■ **What needs to be done**:
State the number of lines in these records that include the word "screenshot", and add nothing to it.
* * * * * * * * *
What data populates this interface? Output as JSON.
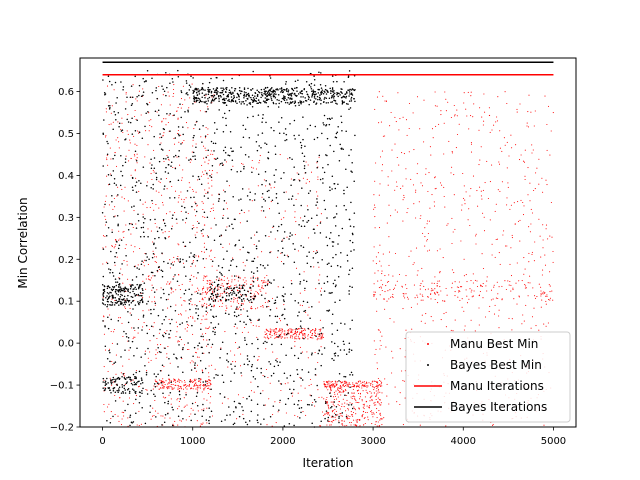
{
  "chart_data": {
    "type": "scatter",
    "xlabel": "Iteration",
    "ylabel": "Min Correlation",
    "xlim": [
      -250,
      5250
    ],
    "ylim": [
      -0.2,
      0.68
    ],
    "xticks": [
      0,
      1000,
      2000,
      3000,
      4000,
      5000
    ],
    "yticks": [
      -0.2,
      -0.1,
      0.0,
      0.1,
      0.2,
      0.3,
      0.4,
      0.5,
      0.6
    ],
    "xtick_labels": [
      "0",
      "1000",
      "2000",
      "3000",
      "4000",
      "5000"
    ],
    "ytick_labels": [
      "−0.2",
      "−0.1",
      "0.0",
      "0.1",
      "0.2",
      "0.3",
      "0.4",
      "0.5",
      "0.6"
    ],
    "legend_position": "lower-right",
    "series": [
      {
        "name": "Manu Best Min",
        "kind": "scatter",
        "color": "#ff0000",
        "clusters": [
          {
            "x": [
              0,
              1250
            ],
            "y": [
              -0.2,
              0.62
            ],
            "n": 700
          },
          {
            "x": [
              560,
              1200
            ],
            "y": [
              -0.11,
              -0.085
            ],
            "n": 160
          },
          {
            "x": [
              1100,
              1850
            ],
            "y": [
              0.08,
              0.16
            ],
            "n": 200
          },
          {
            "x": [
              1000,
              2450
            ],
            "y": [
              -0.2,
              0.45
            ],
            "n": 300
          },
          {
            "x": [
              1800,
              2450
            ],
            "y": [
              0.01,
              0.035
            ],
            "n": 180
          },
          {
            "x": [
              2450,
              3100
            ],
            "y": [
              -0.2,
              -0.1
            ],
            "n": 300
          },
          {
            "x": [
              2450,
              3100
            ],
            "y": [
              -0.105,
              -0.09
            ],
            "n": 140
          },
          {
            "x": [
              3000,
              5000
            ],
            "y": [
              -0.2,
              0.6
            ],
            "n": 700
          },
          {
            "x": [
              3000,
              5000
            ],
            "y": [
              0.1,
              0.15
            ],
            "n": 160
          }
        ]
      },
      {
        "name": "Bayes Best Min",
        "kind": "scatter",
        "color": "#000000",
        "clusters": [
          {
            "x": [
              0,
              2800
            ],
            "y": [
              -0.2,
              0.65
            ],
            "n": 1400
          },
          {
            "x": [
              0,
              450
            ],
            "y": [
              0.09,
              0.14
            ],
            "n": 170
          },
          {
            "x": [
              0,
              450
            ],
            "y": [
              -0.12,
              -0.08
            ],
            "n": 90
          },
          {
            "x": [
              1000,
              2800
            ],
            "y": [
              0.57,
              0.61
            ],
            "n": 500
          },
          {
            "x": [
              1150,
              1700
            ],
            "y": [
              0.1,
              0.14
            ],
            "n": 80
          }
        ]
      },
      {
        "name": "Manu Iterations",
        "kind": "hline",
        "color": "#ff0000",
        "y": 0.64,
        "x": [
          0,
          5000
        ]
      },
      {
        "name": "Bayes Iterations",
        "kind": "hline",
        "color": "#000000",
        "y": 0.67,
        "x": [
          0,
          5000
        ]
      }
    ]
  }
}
* * * * * * * * *
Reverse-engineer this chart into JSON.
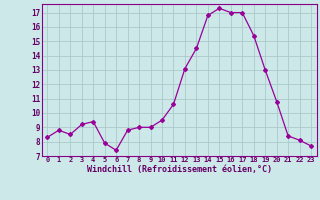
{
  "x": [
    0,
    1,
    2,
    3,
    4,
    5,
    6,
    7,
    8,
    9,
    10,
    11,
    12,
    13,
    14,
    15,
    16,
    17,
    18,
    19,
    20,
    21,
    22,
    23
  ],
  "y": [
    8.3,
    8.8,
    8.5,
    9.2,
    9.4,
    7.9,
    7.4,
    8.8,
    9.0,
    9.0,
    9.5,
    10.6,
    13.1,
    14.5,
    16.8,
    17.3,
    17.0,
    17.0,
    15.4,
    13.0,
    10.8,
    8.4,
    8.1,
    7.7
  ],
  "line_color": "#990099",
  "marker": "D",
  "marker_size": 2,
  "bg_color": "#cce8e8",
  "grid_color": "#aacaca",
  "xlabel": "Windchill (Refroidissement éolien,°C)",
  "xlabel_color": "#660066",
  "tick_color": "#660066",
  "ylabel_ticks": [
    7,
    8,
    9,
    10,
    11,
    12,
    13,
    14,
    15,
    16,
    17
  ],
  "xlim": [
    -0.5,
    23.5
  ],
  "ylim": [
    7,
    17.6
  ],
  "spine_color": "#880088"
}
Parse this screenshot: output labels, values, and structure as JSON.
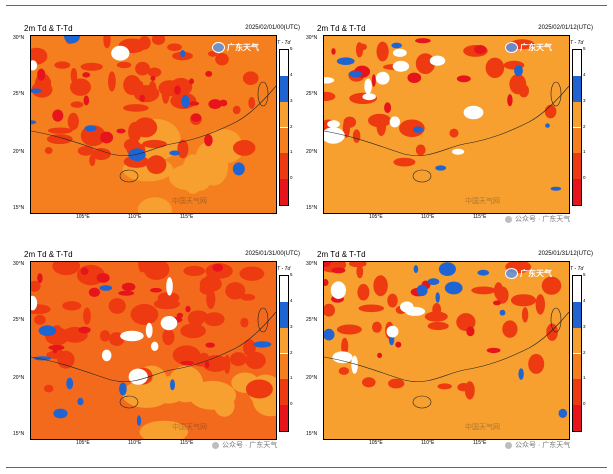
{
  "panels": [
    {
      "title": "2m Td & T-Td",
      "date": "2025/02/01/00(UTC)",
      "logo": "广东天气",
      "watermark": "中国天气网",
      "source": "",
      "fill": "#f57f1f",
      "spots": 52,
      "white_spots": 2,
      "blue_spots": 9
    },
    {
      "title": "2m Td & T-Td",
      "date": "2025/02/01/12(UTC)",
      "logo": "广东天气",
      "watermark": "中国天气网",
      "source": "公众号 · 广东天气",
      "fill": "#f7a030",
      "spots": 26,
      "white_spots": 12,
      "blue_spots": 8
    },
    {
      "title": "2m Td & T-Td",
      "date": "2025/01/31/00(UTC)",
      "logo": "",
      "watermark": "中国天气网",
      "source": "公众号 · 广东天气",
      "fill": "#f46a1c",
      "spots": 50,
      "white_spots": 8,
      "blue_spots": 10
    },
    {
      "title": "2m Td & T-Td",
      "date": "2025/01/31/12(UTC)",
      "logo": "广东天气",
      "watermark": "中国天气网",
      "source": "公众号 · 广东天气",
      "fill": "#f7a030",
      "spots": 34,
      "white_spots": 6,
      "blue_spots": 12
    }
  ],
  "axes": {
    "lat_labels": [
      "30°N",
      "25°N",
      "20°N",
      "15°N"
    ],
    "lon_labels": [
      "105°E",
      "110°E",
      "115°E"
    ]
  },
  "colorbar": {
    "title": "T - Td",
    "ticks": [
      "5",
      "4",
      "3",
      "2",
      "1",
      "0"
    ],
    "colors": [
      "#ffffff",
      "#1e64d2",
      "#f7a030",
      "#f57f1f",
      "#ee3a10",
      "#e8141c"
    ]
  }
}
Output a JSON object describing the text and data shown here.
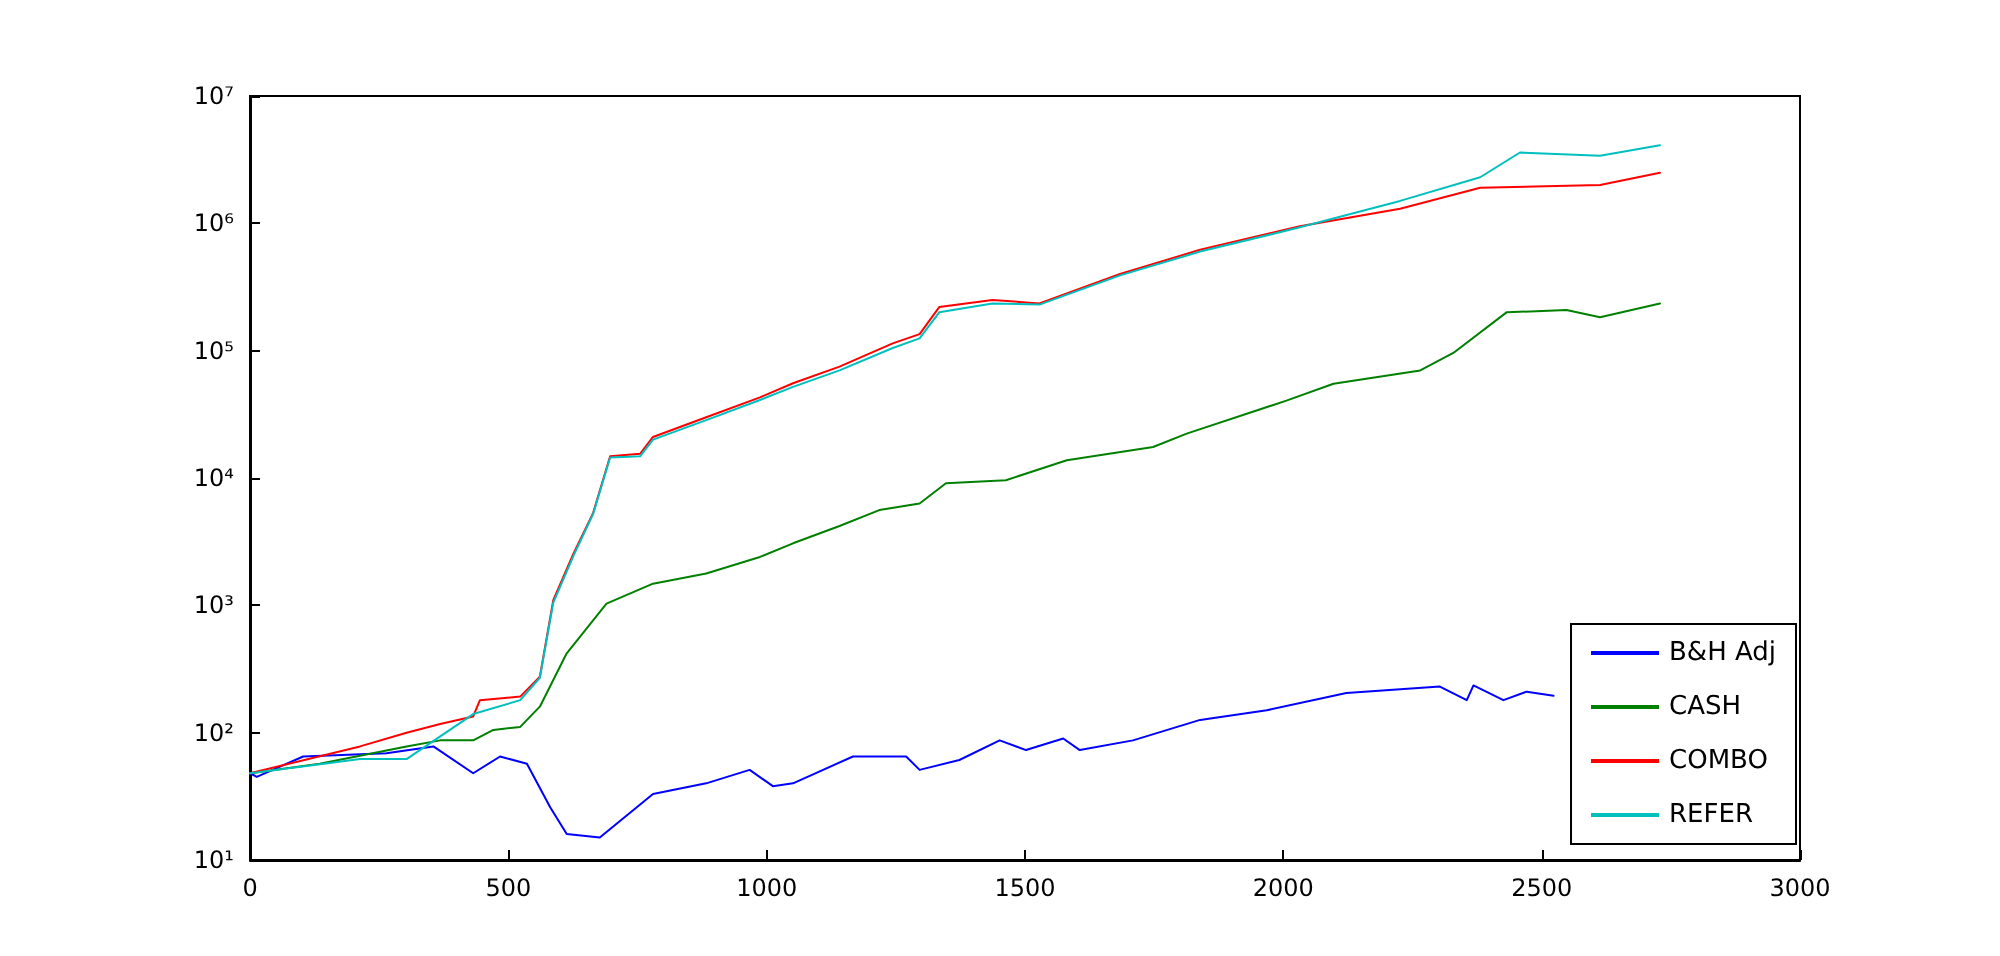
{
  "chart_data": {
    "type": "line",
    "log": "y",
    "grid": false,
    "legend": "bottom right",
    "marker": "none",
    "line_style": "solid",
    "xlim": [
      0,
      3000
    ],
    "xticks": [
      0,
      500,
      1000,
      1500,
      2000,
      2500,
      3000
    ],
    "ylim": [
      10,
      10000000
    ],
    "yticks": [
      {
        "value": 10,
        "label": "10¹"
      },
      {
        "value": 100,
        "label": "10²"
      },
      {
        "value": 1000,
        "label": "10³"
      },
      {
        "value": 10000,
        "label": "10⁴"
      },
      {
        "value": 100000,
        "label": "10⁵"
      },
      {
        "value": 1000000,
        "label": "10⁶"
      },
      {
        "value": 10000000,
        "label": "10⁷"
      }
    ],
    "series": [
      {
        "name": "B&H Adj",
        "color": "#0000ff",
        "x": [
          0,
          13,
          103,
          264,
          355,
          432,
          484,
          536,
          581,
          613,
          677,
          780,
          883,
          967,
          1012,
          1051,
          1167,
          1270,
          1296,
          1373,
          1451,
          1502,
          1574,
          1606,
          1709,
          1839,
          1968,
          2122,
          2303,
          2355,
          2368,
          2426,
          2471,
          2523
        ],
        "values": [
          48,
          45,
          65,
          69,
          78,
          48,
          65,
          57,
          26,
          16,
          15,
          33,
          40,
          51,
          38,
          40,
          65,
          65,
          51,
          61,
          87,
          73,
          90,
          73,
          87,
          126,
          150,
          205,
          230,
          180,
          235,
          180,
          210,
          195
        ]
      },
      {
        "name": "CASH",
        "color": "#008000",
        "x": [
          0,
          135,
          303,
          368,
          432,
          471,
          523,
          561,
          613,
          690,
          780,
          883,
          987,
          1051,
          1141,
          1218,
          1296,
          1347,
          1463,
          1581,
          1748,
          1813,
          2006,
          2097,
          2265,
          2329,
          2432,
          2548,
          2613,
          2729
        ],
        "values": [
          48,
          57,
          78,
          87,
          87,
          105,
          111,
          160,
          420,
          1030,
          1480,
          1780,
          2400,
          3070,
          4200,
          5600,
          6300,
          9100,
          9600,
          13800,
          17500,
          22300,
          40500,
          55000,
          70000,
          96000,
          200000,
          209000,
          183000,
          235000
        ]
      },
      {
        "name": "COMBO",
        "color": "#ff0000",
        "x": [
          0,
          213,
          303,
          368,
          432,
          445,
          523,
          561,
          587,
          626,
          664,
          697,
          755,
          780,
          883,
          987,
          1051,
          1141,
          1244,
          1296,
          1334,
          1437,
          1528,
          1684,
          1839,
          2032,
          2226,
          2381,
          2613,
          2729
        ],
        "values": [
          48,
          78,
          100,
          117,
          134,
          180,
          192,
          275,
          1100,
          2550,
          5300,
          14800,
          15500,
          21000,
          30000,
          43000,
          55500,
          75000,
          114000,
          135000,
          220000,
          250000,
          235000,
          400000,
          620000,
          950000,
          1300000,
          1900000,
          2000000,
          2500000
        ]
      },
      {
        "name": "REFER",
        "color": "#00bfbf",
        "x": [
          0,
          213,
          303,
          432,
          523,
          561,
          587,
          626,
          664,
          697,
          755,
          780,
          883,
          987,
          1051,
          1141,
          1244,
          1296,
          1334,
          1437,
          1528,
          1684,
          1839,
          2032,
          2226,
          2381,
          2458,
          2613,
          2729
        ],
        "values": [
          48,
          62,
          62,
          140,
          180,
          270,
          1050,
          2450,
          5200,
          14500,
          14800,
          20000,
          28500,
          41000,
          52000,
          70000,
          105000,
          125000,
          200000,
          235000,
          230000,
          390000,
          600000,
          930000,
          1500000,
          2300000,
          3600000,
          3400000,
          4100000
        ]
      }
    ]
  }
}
* * * * * * * * *
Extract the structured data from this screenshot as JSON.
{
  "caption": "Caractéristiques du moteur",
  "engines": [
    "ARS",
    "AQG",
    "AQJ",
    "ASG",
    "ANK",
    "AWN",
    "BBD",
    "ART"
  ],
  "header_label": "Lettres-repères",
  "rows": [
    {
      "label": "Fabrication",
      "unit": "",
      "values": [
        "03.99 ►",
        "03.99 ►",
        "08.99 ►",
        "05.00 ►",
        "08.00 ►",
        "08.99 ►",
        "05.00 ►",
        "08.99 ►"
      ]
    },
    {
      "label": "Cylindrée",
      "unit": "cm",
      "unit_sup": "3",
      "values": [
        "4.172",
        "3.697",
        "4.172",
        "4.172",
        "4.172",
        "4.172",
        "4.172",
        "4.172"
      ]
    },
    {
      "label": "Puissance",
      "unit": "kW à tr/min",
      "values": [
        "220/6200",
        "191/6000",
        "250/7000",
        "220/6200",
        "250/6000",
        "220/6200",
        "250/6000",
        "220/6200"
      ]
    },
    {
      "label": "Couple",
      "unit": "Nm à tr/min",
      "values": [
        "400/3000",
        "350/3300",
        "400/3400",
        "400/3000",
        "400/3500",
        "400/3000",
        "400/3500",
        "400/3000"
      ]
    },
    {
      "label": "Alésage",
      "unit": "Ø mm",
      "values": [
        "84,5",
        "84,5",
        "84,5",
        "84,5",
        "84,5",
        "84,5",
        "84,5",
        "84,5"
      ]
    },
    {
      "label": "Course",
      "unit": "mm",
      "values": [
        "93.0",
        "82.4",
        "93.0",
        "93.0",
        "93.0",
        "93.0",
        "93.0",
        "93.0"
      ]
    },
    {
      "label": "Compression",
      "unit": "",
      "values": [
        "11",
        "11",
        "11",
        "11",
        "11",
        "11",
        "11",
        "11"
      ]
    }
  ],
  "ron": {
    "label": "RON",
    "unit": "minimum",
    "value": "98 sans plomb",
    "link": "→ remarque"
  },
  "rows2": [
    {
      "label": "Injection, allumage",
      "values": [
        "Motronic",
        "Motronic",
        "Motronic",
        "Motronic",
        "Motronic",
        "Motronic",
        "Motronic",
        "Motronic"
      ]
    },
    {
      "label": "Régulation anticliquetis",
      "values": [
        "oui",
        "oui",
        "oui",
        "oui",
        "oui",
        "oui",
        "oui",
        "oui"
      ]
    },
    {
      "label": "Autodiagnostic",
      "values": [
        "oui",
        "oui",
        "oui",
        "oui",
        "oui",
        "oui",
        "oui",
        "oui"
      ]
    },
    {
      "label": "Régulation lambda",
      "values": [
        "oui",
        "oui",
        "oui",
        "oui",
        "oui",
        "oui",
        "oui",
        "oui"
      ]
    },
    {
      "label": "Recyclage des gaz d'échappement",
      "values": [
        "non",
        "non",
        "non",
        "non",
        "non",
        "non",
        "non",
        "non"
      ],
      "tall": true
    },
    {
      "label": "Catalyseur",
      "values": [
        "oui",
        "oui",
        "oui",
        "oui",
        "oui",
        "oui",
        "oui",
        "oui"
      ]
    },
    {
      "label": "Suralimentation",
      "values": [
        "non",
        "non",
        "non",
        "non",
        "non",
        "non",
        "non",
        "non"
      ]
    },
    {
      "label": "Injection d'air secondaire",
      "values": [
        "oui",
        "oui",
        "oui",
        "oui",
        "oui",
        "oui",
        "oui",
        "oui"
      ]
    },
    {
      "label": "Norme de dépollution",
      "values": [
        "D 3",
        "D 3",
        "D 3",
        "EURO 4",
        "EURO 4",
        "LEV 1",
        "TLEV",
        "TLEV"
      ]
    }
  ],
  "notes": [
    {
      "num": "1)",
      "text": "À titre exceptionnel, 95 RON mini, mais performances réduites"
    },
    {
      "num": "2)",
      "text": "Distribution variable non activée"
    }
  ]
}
* * * * * * * * *
■ **Solution to this exercise**:
2